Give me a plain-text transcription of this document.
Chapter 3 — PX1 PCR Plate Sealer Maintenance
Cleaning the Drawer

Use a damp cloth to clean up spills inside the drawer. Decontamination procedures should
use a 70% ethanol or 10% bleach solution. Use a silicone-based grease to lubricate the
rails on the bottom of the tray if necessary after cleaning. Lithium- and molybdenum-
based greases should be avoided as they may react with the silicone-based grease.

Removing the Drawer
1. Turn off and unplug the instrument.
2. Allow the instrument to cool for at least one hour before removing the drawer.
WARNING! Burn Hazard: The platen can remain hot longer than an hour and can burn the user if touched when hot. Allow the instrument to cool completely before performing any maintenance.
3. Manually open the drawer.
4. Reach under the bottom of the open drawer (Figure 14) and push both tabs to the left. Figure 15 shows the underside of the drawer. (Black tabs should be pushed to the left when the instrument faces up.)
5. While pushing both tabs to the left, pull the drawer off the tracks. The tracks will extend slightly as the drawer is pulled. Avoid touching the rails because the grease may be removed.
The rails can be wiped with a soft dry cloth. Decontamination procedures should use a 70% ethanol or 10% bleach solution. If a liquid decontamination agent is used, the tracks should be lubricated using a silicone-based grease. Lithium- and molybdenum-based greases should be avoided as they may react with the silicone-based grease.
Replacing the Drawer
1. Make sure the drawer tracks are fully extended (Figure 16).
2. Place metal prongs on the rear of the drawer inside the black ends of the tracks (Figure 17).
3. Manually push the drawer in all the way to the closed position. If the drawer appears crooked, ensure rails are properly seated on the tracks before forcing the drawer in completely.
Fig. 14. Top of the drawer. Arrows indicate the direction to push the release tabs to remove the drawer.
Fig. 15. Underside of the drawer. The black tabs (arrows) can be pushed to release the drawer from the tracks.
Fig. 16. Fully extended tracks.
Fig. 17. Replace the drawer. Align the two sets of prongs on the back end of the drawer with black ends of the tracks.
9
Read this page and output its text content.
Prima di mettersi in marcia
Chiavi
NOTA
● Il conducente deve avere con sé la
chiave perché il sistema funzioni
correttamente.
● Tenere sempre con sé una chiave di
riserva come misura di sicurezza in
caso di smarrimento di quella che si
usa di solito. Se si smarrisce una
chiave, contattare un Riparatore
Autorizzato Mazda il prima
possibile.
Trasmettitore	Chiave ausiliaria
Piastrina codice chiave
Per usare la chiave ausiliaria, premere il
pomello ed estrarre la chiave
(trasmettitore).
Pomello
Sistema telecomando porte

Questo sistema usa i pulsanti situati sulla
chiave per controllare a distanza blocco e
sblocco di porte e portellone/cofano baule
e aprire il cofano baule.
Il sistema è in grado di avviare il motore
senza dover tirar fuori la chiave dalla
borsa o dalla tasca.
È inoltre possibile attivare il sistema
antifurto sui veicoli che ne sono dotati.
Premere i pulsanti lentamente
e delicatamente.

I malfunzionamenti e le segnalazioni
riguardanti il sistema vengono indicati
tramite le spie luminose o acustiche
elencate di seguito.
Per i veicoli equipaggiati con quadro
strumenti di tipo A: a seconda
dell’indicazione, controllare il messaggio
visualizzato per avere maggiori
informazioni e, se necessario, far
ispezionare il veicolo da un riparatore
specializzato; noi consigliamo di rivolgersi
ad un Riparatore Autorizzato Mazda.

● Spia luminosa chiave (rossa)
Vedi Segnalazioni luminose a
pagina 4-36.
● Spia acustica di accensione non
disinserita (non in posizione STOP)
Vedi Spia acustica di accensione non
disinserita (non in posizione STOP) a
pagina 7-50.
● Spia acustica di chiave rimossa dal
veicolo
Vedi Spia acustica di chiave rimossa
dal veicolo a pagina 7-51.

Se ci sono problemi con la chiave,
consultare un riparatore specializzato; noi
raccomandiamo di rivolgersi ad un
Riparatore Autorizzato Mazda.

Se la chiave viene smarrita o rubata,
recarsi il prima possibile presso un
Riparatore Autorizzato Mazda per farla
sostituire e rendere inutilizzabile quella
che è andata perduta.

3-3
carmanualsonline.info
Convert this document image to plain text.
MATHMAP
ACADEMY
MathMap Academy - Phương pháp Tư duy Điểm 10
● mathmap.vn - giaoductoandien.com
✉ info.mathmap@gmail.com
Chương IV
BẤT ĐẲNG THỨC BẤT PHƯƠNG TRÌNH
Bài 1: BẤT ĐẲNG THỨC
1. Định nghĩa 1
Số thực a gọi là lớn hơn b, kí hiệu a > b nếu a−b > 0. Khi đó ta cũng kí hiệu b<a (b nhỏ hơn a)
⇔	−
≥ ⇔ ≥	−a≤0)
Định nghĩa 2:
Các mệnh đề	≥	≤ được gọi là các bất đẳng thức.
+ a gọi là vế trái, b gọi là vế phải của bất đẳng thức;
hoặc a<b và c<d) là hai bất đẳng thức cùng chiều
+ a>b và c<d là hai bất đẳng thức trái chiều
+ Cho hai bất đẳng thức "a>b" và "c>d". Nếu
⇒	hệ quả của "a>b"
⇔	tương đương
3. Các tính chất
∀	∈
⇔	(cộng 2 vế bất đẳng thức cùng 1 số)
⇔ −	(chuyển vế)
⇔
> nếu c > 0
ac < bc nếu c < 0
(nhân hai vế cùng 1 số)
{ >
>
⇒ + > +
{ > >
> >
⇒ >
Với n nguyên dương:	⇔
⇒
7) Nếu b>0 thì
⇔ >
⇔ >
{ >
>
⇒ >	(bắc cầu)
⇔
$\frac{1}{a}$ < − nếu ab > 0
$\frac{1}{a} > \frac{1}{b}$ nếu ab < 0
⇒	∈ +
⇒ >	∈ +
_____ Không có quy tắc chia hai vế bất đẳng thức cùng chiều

------------------------

• Written task: Copy each line of the data above without altering a single character.

• Solution to this task:
Give me a plain-text transcription of this document.
Chapter 3 — PX1 PCR Plate Sealer Maintenance
Cleaning the Drawer

Use a damp cloth to clean up spills inside the drawer. Decontamination procedures should
use a 70% ethanol or 10% bleach solution. Use a silicone-based grease to lubricate the
rails on the bottom of the tray if necessary after cleaning. Lithium- and molybdenum-
based greases should be avoided as they may react with the silicone-based grease.

Removing the Drawer
1. Turn off and unplug the instrument.
2. Allow the instrument to cool for at least one hour before removing the drawer.
WARNING! Burn Hazard: The platen can remain hot longer than an hour and can burn the user if touched when hot. Allow the instrument to cool completely before performing any maintenance.
3. Manually open the drawer.
4. Reach under the bottom of the open drawer (Figure 14) and push both tabs to the left. Figure 15 shows the underside of the drawer. (Black tabs should be pushed to the left when the instrument faces up.)
5. While pushing both tabs to the left, pull the drawer off the tracks. The tracks will extend slightly as the drawer is pulled. Avoid touching the rails because the grease may be removed.
The rails can be wiped with a soft dry cloth. Decontamination procedures should use a 70% ethanol or 10% bleach solution. If a liquid decontamination agent is used, the tracks should be lubricated using a silicone-based grease. Lithium- and molybdenum-based greases should be avoided as they may react with the silicone-based grease.
Replacing the Drawer
1. Make sure the drawer tracks are fully extended (Figure 16).
2. Place metal prongs on the rear of the drawer inside the black ends of the tracks (Figure 17).
3. Manually push the drawer in all the way to the closed position. If the drawer appears crooked, ensure rails are properly seated on the tracks before forcing the drawer in completely.
Fig. 14. Top of the drawer. Arrows indicate the direction to push the release tabs to remove the drawer.
Fig. 15. Underside of the drawer. The black tabs (arrows) can be pushed to release the drawer from the tracks.
Fig. 16. Fully extended tracks.
Fig. 17. Replace the drawer. Align the two sets of prongs on the back end of the drawer with black ends of the tracks.
9
Read this page and output its text content.
Prima di mettersi in marcia
Chiavi
NOTA
● Il conducente deve avere con sé la
chiave perché il sistema funzioni
correttamente.
● Tenere sempre con sé una chiave di
riserva come misura di sicurezza in
caso di smarrimento di quella che si
usa di solito. Se si smarrisce una
chiave, contattare un Riparatore
Autorizzato Mazda il prima
possibile.
Trasmettitore	Chiave ausiliaria
Piastrina codice chiave
Per usare la chiave ausiliaria, premere il
pomello ed estrarre la chiave
(trasmettitore).
Pomello
Sistema telecomando porte

Questo sistema usa i pulsanti situati sulla
chiave per controllare a distanza blocco e
sblocco di porte e portellone/cofano baule
e aprire il cofano baule.
Il sistema è in grado di avviare il motore
senza dover tirar fuori la chiave dalla
borsa o dalla tasca.
È inoltre possibile attivare il sistema
antifurto sui veicoli che ne sono dotati.
Premere i pulsanti lentamente
e delicatamente.

I malfunzionamenti e le segnalazioni
riguardanti il sistema vengono indicati
tramite le spie luminose o acustiche
elencate di seguito.
Per i veicoli equipaggiati con quadro
strumenti di tipo A: a seconda
dell’indicazione, controllare il messaggio
visualizzato per avere maggiori
informazioni e, se necessario, far
ispezionare il veicolo da un riparatore
specializzato; noi consigliamo di rivolgersi
ad un Riparatore Autorizzato Mazda.

● Spia luminosa chiave (rossa)
Vedi Segnalazioni luminose a
pagina 4-36.
● Spia acustica di accensione non
disinserita (non in posizione STOP)
Vedi Spia acustica di accensione non
disinserita (non in posizione STOP) a
pagina 7-50.
● Spia acustica di chiave rimossa dal
veicolo
Vedi Spia acustica di chiave rimossa
dal veicolo a pagina 7-51.

Se ci sono problemi con la chiave,
consultare un riparatore specializzato; noi
raccomandiamo di rivolgersi ad un
Riparatore Autorizzato Mazda.

Se la chiave viene smarrita o rubata,
recarsi il prima possibile presso un
Riparatore Autorizzato Mazda per farla
sostituire e rendere inutilizzabile quella
che è andata perduta.

3-3
carmanualsonline.info
Convert this document image to plain text.
MATHMAP
ACADEMY
MathMap Academy - Phương pháp Tư duy Điểm 10
● mathmap.vn - giaoductoandien.com
✉ info.mathmap@gmail.com
Chương IV
BẤT ĐẲNG THỨC BẤT PHƯƠNG TRÌNH
Bài 1: BẤT ĐẲNG THỨC
1. Định nghĩa 1
Số thực a gọi là lớn hơn b, kí hiệu a > b nếu a−b > 0. Khi đó ta cũng kí hiệu b<a (b nhỏ hơn a)
⇔	−
≥ ⇔ ≥	−a≤0)
Định nghĩa 2:
Các mệnh đề	≥	≤ được gọi là các bất đẳng thức.
+ a gọi là vế trái, b gọi là vế phải của bất đẳng thức;
hoặc a<b và c<d) là hai bất đẳng thức cùng chiều
+ a>b và c<d là hai bất đẳng thức trái chiều
+ Cho hai bất đẳng thức "a>b" và "c>d". Nếu
⇒	hệ quả của "a>b"
⇔	tương đương
3. Các tính chất
∀	∈
⇔	(cộng 2 vế bất đẳng thức cùng 1 số)
⇔ −	(chuyển vế)
⇔
> nếu c > 0
ac < bc nếu c < 0
(nhân hai vế cùng 1 số)
{ >
>
⇒ + > +
{ > >
> >
⇒ >
Với n nguyên dương:	⇔
⇒
7) Nếu b>0 thì
⇔ >
⇔ >
{ >
>
⇒ >	(bắc cầu)
⇔
$\frac{1}{a}$ < − nếu ab > 0
$\frac{1}{a} > \frac{1}{b}$ nếu ab < 0
⇒	∈ +
⇒ >	∈ +
_____ Không có quy tắc chia hai vế bất đẳng thức cùng chiều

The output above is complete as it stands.